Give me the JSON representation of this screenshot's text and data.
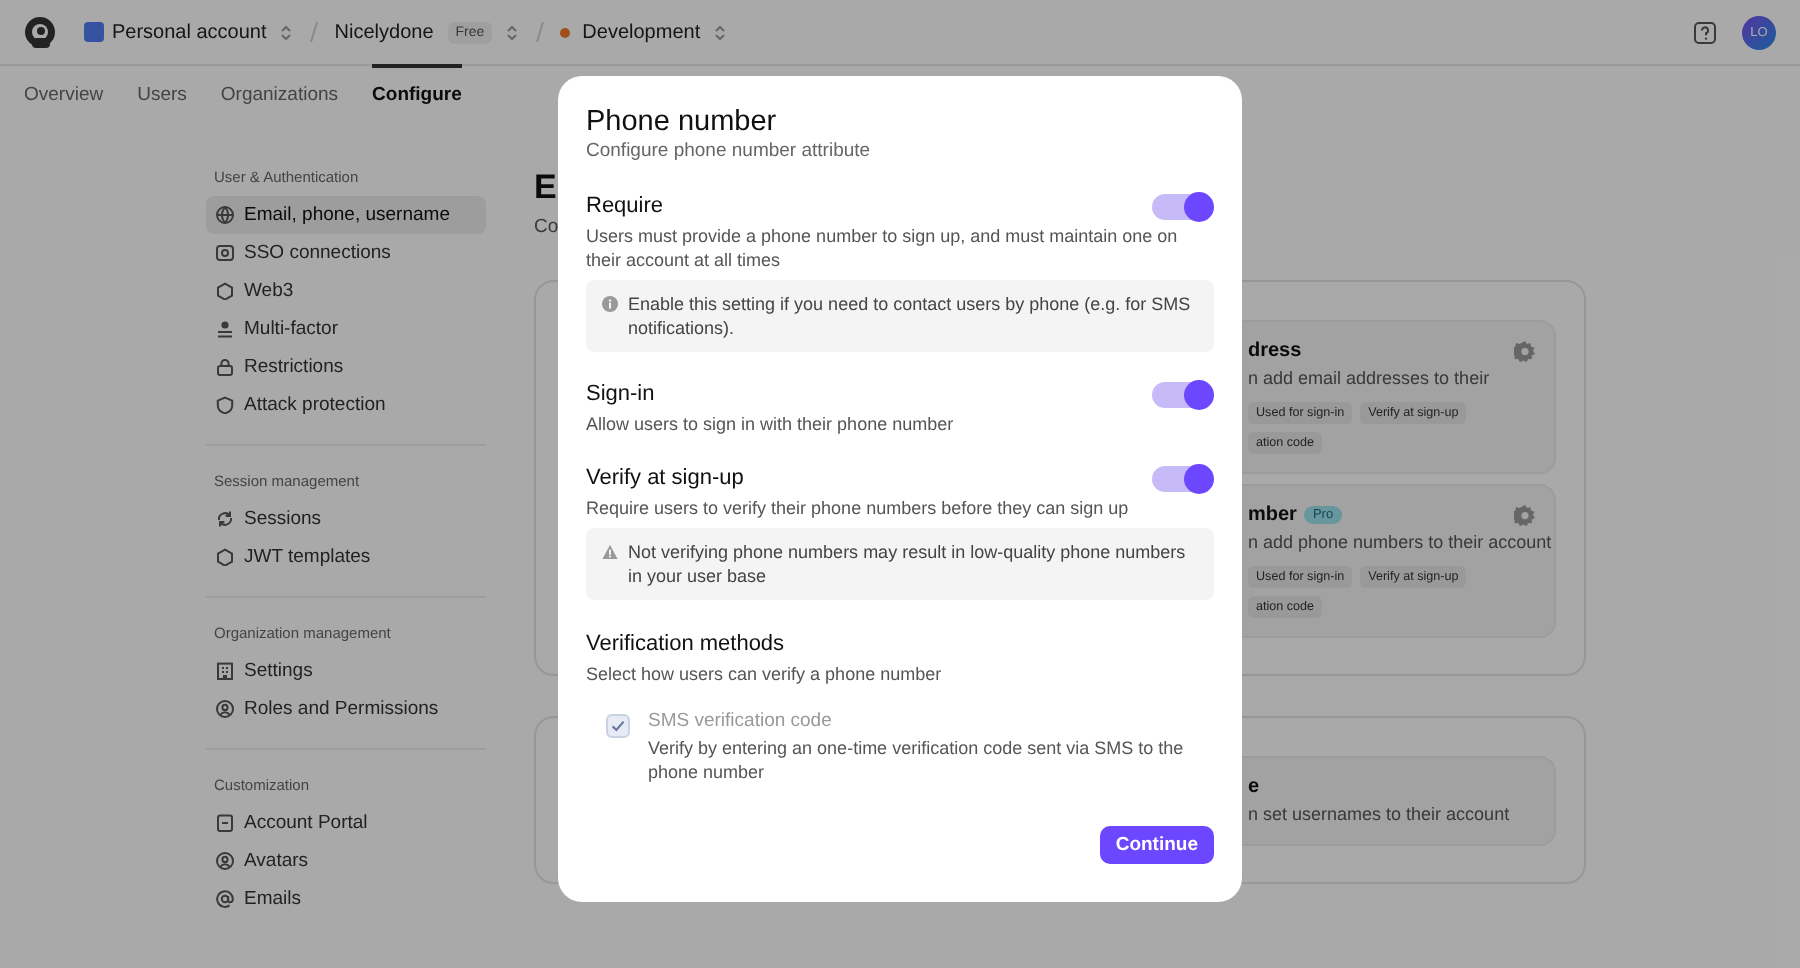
{
  "top_bar": {
    "breadcrumbs": [
      {
        "kind": "account",
        "label": "Personal account"
      },
      {
        "kind": "app",
        "label": "Nicelydone",
        "badge": "Free"
      },
      {
        "kind": "instance",
        "label": "Development"
      }
    ],
    "user_initials": "LO"
  },
  "tabs": [
    {
      "label": "Overview",
      "selected": false
    },
    {
      "label": "Users",
      "selected": false
    },
    {
      "label": "Organizations",
      "selected": false
    },
    {
      "label": "Configure",
      "selected": true
    }
  ],
  "sidebar": {
    "sections": [
      {
        "title": "User & Authentication",
        "items": [
          {
            "label": "Email, phone, username",
            "selected": true
          },
          {
            "label": "SSO connections",
            "selected": false
          },
          {
            "label": "Web3",
            "selected": false
          },
          {
            "label": "Multi-factor",
            "selected": false
          },
          {
            "label": "Restrictions",
            "selected": false
          },
          {
            "label": "Attack protection",
            "selected": false
          }
        ]
      },
      {
        "title": "Session management",
        "items": [
          {
            "label": "Sessions",
            "selected": false
          },
          {
            "label": "JWT templates",
            "selected": false
          }
        ]
      },
      {
        "title": "Organization management",
        "items": [
          {
            "label": "Settings",
            "selected": false
          },
          {
            "label": "Roles and Permissions",
            "selected": false
          }
        ]
      },
      {
        "title": "Customization",
        "items": [
          {
            "label": "Account Portal",
            "selected": false
          },
          {
            "label": "Avatars",
            "selected": false
          },
          {
            "label": "Emails",
            "selected": false
          }
        ]
      }
    ]
  },
  "main": {
    "title": "E",
    "subtitle": "Co",
    "cards": [
      {
        "items": [
          {
            "title": "dress",
            "description": "n add email addresses to their",
            "tags": [
              "Used for sign-in",
              "Verify at sign-up",
              "ation code"
            ]
          },
          {
            "title": "mber",
            "badge": "Pro",
            "description": "n add phone numbers to their account",
            "tags": [
              "Used for sign-in",
              "Verify at sign-up",
              "ation code"
            ]
          }
        ]
      },
      {
        "items": [
          {
            "title": "e",
            "description": "n set usernames to their account"
          }
        ]
      }
    ]
  },
  "modal": {
    "title": "Phone number",
    "subtitle": "Configure phone number attribute",
    "settings": [
      {
        "title": "Require",
        "description": "Users must provide a phone number to sign up, and must maintain one on their account at all times",
        "on": true,
        "note": {
          "kind": "info",
          "text": "Enable this setting if you need to contact users by phone (e.g. for SMS notifications)."
        }
      },
      {
        "title": "Sign-in",
        "description": "Allow users to sign in with their phone number",
        "on": true
      },
      {
        "title": "Verify at sign-up",
        "description": "Require users to verify their phone numbers before they can sign up",
        "on": true,
        "note": {
          "kind": "warning",
          "text": "Not verifying phone numbers may result in low-quality phone numbers in your user base"
        }
      }
    ],
    "methods": {
      "title": "Verification methods",
      "description": "Select how users can verify a phone number",
      "options": [
        {
          "label": "SMS verification code",
          "description": "Verify by entering an one-time verification code sent via SMS to the phone number",
          "checked": true,
          "disabled": true
        }
      ]
    },
    "button": "Continue"
  }
}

══════════

List the lines of the records where "management" occurs.

- [EXERCISE ANSWER]:
        "title": "Session management",
        "title": "Organization management",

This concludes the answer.